== Exercise ==
Extract all lines from the data beneath that include the word "beginning".

== Dataset content ==
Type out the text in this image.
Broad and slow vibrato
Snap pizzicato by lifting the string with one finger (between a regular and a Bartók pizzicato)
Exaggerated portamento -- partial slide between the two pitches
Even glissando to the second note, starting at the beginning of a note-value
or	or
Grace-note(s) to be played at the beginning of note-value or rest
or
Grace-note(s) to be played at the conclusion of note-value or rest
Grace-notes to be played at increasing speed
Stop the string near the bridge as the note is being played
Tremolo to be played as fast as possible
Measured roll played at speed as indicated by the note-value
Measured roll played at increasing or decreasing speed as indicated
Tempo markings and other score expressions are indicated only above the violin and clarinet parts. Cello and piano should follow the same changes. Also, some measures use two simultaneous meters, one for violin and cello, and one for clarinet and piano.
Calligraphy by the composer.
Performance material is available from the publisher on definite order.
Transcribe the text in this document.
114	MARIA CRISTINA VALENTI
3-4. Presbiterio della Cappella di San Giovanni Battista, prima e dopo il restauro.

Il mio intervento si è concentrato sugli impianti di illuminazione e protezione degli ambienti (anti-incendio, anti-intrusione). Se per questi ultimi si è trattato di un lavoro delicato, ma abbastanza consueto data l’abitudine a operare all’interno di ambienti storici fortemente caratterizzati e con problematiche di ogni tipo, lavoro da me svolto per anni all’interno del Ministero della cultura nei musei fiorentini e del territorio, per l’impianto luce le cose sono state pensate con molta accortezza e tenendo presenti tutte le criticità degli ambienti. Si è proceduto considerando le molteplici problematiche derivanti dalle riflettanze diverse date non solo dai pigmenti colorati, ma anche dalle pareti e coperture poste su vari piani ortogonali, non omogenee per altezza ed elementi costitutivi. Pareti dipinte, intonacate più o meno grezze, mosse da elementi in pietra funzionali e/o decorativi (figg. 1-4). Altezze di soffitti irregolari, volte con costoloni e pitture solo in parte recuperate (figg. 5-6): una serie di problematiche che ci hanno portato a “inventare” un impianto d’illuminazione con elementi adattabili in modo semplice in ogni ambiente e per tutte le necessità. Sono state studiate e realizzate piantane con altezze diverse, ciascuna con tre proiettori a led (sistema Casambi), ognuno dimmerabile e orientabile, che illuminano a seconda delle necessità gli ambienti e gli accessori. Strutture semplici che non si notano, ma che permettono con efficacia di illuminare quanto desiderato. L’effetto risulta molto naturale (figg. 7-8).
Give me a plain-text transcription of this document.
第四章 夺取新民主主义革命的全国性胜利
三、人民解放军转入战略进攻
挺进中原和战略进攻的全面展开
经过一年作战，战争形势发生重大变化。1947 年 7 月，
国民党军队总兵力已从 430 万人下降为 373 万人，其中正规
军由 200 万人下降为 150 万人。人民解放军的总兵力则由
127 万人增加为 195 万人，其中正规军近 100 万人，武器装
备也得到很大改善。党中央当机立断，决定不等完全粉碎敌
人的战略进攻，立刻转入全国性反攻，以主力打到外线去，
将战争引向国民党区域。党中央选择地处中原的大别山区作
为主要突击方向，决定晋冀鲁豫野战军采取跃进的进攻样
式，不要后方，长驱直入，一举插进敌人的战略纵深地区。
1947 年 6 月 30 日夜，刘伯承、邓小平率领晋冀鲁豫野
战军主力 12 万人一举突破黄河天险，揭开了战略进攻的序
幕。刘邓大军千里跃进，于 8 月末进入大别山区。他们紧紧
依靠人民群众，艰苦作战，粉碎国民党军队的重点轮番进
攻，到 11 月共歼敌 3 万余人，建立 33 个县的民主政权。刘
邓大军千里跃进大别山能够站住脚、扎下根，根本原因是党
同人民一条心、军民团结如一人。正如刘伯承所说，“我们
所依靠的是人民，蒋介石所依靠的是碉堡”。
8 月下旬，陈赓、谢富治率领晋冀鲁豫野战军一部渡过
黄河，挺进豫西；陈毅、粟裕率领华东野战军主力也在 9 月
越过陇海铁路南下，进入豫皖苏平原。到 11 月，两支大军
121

== Result of the task ==
Even glissando to the second note, starting at the beginning of a note-value
Grace-note(s) to be played at the beginning of note-value or rest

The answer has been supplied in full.